__Task requirements__:
Leave the pictures out and transcribe every record exactly.

***** Input material *****

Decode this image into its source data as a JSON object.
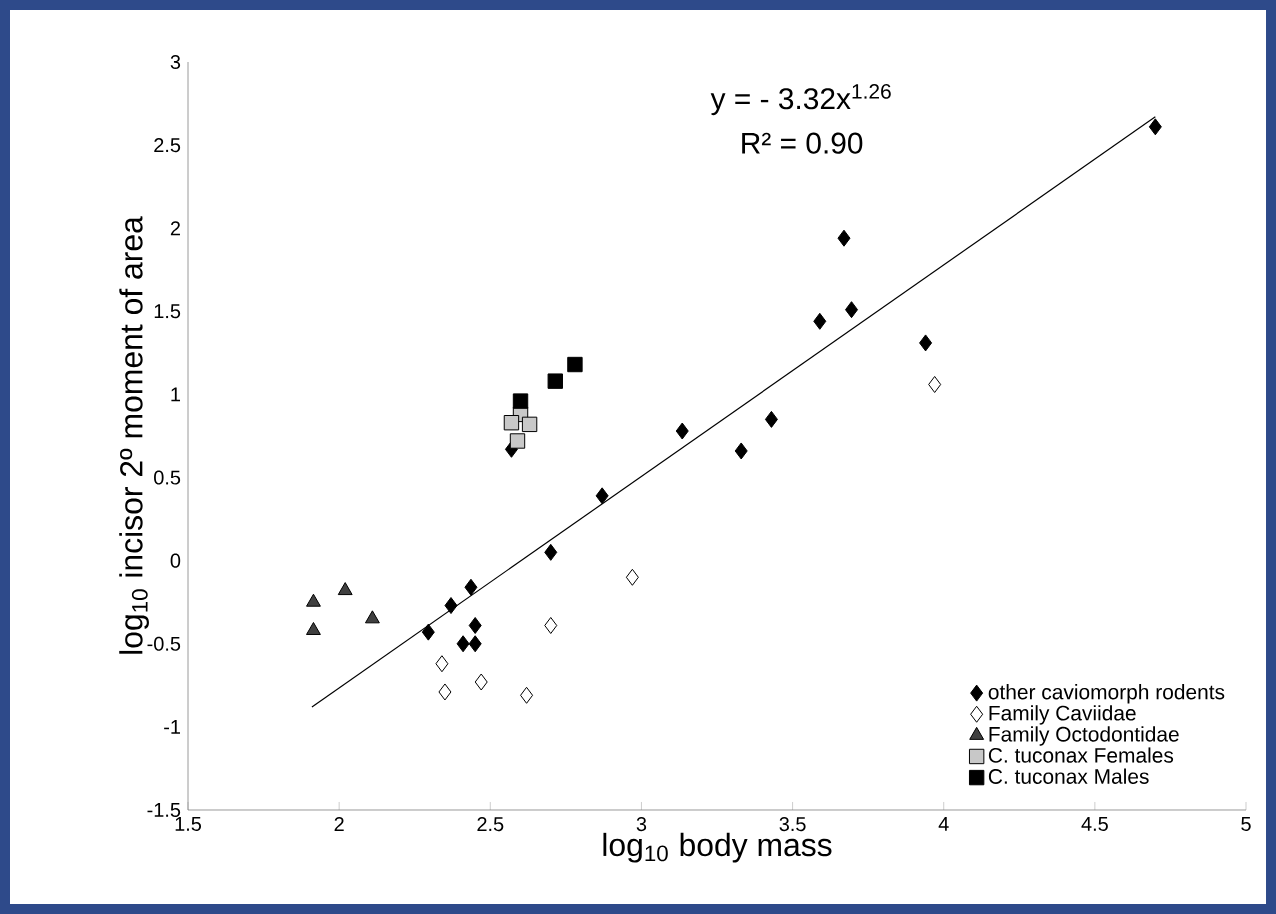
{
  "chart_data": {
    "type": "scatter",
    "xlabel": "log$_{10}$ body mass",
    "ylabel": "log$_{10}$ incisor 2º moment of area",
    "annotations": [
      "y = - 3.32x$^{1.26}$",
      "R² = 0.90"
    ],
    "xlim": [
      1.5,
      5
    ],
    "ylim": [
      -1.5,
      3
    ],
    "xticks": [
      1.5,
      2,
      2.5,
      3,
      3.5,
      4,
      4.5,
      5
    ],
    "yticks": [
      -1.5,
      -1,
      -0.5,
      0,
      0.5,
      1,
      1.5,
      2,
      2.5,
      3
    ],
    "grid": false,
    "legend": "bottom right",
    "series": [
      {
        "name": "other caviomorph rodents",
        "color": "#000000",
        "marker": "diamond",
        "x": [
          2.295,
          2.37,
          2.436,
          2.45,
          2.41,
          2.45,
          2.57,
          2.7,
          2.87,
          3.135,
          3.33,
          3.43,
          3.59,
          3.67,
          3.695,
          3.94,
          4.7
        ],
        "values": [
          -0.43,
          -0.27,
          -0.16,
          -0.39,
          -0.5,
          -0.5,
          0.67,
          0.05,
          0.39,
          0.78,
          0.66,
          0.85,
          1.44,
          1.94,
          1.51,
          1.31,
          2.61
        ]
      },
      {
        "name": "Family Caviidae",
        "color": "#ffffff",
        "marker": "diamond",
        "x": [
          2.34,
          2.35,
          2.47,
          2.62,
          2.7,
          2.97,
          3.97
        ],
        "values": [
          -0.62,
          -0.79,
          -0.73,
          -0.81,
          -0.39,
          -0.1,
          1.06
        ]
      },
      {
        "name": "Family Octodontidae",
        "color": "#404040",
        "marker": "triangle",
        "x": [
          1.915,
          1.915,
          2.02,
          2.11
        ],
        "values": [
          -0.25,
          -0.42,
          -0.18,
          -0.35
        ]
      },
      {
        "name": "C. tuconax Females",
        "color": "#c8c8c8",
        "marker": "square",
        "x": [
          2.6,
          2.57,
          2.63,
          2.59
        ],
        "values": [
          0.88,
          0.83,
          0.82,
          0.72
        ]
      },
      {
        "name": "C. tuconax Males",
        "color": "#000000",
        "marker": "square",
        "x": [
          2.6,
          2.715,
          2.78
        ],
        "values": [
          0.96,
          1.08,
          1.18
        ]
      },
      {
        "type": "line",
        "color": "#000000",
        "marker": "none",
        "x": [
          1.91,
          4.7
        ],
        "values": [
          -0.88,
          2.67
        ]
      }
    ]
  }
}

*****

__Task answer__:
Decode this image into its source data as a JSON object.
{
  "chart_data": {
    "type": "scatter",
    "xlabel": "log$_{10}$ body mass",
    "ylabel": "log$_{10}$ incisor 2º moment of area",
    "annotations": [
      "y = - 3.32x$^{1.26}$",
      "R² = 0.90"
    ],
    "xlim": [
      1.5,
      5
    ],
    "ylim": [
      -1.5,
      3
    ],
    "xticks": [
      1.5,
      2,
      2.5,
      3,
      3.5,
      4,
      4.5,
      5
    ],
    "yticks": [
      -1.5,
      -1,
      -0.5,
      0,
      0.5,
      1,
      1.5,
      2,
      2.5,
      3
    ],
    "grid": false,
    "legend": "bottom right",
    "series": [
      {
        "name": "other caviomorph rodents",
        "color": "#000000",
        "marker": "diamond",
        "x": [
          2.295,
          2.37,
          2.436,
          2.45,
          2.41,
          2.45,
          2.57,
          2.7,
          2.87,
          3.135,
          3.33,
          3.43,
          3.59,
          3.67,
          3.695,
          3.94,
          4.7
        ],
        "values": [
          -0.43,
          -0.27,
          -0.16,
          -0.39,
          -0.5,
          -0.5,
          0.67,
          0.05,
          0.39,
          0.78,
          0.66,
          0.85,
          1.44,
          1.94,
          1.51,
          1.31,
          2.61
        ]
      },
      {
        "name": "Family Caviidae",
        "color": "#ffffff",
        "marker": "diamond",
        "x": [
          2.34,
          2.35,
          2.47,
          2.62,
          2.7,
          2.97,
          3.97
        ],
        "values": [
          -0.62,
          -0.79,
          -0.73,
          -0.81,
          -0.39,
          -0.1,
          1.06
        ]
      },
      {
        "name": "Family Octodontidae",
        "color": "#404040",
        "marker": "triangle",
        "x": [
          1.915,
          1.915,
          2.02,
          2.11
        ],
        "values": [
          -0.25,
          -0.42,
          -0.18,
          -0.35
        ]
      },
      {
        "name": "C. tuconax Females",
        "color": "#c8c8c8",
        "marker": "square",
        "x": [
          2.6,
          2.57,
          2.63,
          2.59
        ],
        "values": [
          0.88,
          0.83,
          0.82,
          0.72
        ]
      },
      {
        "name": "C. tuconax Males",
        "color": "#000000",
        "marker": "square",
        "x": [
          2.6,
          2.715,
          2.78
        ],
        "values": [
          0.96,
          1.08,
          1.18
        ]
      },
      {
        "type": "line",
        "color": "#000000",
        "marker": "none",
        "x": [
          1.91,
          4.7
        ],
        "values": [
          -0.88,
          2.67
        ]
      }
    ]
  }
}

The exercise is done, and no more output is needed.